___ DATA FOR THIS EXERCISE ___

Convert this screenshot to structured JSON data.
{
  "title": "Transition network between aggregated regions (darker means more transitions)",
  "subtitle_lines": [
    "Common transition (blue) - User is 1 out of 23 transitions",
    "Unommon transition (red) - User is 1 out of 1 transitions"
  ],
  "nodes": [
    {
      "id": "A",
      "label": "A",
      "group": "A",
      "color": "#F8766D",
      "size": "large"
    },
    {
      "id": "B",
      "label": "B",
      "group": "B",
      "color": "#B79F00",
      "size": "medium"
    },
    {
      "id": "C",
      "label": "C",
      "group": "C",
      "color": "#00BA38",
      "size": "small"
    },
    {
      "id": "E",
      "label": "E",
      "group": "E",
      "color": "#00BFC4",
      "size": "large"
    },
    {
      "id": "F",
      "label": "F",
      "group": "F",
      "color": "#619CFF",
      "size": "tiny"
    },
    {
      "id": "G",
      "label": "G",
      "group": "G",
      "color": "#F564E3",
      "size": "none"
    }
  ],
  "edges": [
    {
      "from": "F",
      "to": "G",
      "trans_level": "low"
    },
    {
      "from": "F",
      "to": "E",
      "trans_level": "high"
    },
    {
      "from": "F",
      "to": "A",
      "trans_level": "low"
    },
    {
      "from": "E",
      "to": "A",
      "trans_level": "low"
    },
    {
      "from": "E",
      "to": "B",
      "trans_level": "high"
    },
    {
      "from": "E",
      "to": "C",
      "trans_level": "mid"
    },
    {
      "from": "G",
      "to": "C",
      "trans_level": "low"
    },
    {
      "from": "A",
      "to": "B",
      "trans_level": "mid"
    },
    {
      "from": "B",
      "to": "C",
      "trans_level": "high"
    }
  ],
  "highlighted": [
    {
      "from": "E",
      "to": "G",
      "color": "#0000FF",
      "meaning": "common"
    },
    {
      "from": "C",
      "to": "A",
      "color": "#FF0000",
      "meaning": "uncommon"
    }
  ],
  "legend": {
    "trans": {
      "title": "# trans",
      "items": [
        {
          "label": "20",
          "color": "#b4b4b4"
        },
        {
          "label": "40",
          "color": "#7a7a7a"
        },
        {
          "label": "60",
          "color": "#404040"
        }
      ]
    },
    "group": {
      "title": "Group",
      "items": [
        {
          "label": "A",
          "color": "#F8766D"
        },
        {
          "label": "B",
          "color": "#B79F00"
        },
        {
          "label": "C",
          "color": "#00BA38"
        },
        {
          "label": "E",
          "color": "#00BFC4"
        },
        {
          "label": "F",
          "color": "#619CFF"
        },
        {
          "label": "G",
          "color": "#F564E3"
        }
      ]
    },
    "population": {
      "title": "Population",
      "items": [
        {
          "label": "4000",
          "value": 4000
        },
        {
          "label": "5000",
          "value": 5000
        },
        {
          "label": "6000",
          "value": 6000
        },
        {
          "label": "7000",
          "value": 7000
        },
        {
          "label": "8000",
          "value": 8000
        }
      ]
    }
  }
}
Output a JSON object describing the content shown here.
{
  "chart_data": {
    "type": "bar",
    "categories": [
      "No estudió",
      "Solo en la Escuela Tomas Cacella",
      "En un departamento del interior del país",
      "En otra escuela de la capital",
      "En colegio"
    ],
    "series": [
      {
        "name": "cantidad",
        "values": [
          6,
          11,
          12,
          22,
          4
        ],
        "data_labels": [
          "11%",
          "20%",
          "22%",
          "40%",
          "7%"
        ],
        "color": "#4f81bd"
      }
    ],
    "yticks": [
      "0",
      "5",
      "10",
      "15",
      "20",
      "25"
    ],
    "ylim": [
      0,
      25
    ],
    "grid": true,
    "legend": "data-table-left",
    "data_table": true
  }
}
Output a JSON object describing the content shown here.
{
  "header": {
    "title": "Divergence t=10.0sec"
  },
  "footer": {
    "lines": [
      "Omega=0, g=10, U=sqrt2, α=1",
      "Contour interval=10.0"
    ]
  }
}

___

WORK INSTRUCTIONS:
Copy every record above exactly as it appears.

RESPONSE TO THIS TASK:
Convert this screenshot to structured JSON data.
{
  "title": "Transition network between aggregated regions (darker means more transitions)",
  "subtitle_lines": [
    "Common transition (blue) - User is 1 out of 23 transitions",
    "Unommon transition (red) - User is 1 out of 1 transitions"
  ],
  "nodes": [
    {
      "id": "A",
      "label": "A",
      "group": "A",
      "color": "#F8766D",
      "size": "large"
    },
    {
      "id": "B",
      "label": "B",
      "group": "B",
      "color": "#B79F00",
      "size": "medium"
    },
    {
      "id": "C",
      "label": "C",
      "group": "C",
      "color": "#00BA38",
      "size": "small"
    },
    {
      "id": "E",
      "label": "E",
      "group": "E",
      "color": "#00BFC4",
      "size": "large"
    },
    {
      "id": "F",
      "label": "F",
      "group": "F",
      "color": "#619CFF",
      "size": "tiny"
    },
    {
      "id": "G",
      "label": "G",
      "group": "G",
      "color": "#F564E3",
      "size": "none"
    }
  ],
  "edges": [
    {
      "from": "F",
      "to": "G",
      "trans_level": "low"
    },
    {
      "from": "F",
      "to": "E",
      "trans_level": "high"
    },
    {
      "from": "F",
      "to": "A",
      "trans_level": "low"
    },
    {
      "from": "E",
      "to": "A",
      "trans_level": "low"
    },
    {
      "from": "E",
      "to": "B",
      "trans_level": "high"
    },
    {
      "from": "E",
      "to": "C",
      "trans_level": "mid"
    },
    {
      "from": "G",
      "to": "C",
      "trans_level": "low"
    },
    {
      "from": "A",
      "to": "B",
      "trans_level": "mid"
    },
    {
      "from": "B",
      "to": "C",
      "trans_level": "high"
    }
  ],
  "highlighted": [
    {
      "from": "E",
      "to": "G",
      "color": "#0000FF",
      "meaning": "common"
    },
    {
      "from": "C",
      "to": "A",
      "color": "#FF0000",
      "meaning": "uncommon"
    }
  ],
  "legend": {
    "trans": {
      "title": "# trans",
      "items": [
        {
          "label": "20",
          "color": "#b4b4b4"
        },
        {
          "label": "40",
          "color": "#7a7a7a"
        },
        {
          "label": "60",
          "color": "#404040"
        }
      ]
    },
    "group": {
      "title": "Group",
      "items": [
        {
          "label": "A",
          "color": "#F8766D"
        },
        {
          "label": "B",
          "color": "#B79F00"
        },
        {
          "label": "C",
          "color": "#00BA38"
        },
        {
          "label": "E",
          "color": "#00BFC4"
        },
        {
          "label": "F",
          "color": "#619CFF"
        },
        {
          "label": "G",
          "color": "#F564E3"
        }
      ]
    },
    "population": {
      "title": "Population",
      "items": [
        {
          "label": "4000",
          "value": 4000
        },
        {
          "label": "5000",
          "value": 5000
        },
        {
          "label": "6000",
          "value": 6000
        },
        {
          "label": "7000",
          "value": 7000
        },
        {
          "label": "8000",
          "value": 8000
        }
      ]
    }
  }
}
Output a JSON object describing the content shown here.
{
  "chart_data": {
    "type": "bar",
    "categories": [
      "No estudió",
      "Solo en la Escuela Tomas Cacella",
      "En un departamento del interior del país",
      "En otra escuela de la capital",
      "En colegio"
    ],
    "series": [
      {
        "name": "cantidad",
        "values": [
          6,
          11,
          12,
          22,
          4
        ],
        "data_labels": [
          "11%",
          "20%",
          "22%",
          "40%",
          "7%"
        ],
        "color": "#4f81bd"
      }
    ],
    "yticks": [
      "0",
      "5",
      "10",
      "15",
      "20",
      "25"
    ],
    "ylim": [
      0,
      25
    ],
    "grid": true,
    "legend": "data-table-left",
    "data_table": true
  }
}
Output a JSON object describing the content shown here.
{
  "header": {
    "title": "Divergence t=10.0sec"
  },
  "footer": {
    "lines": [
      "Omega=0, g=10, U=sqrt2, α=1",
      "Contour interval=10.0"
    ]
  }
}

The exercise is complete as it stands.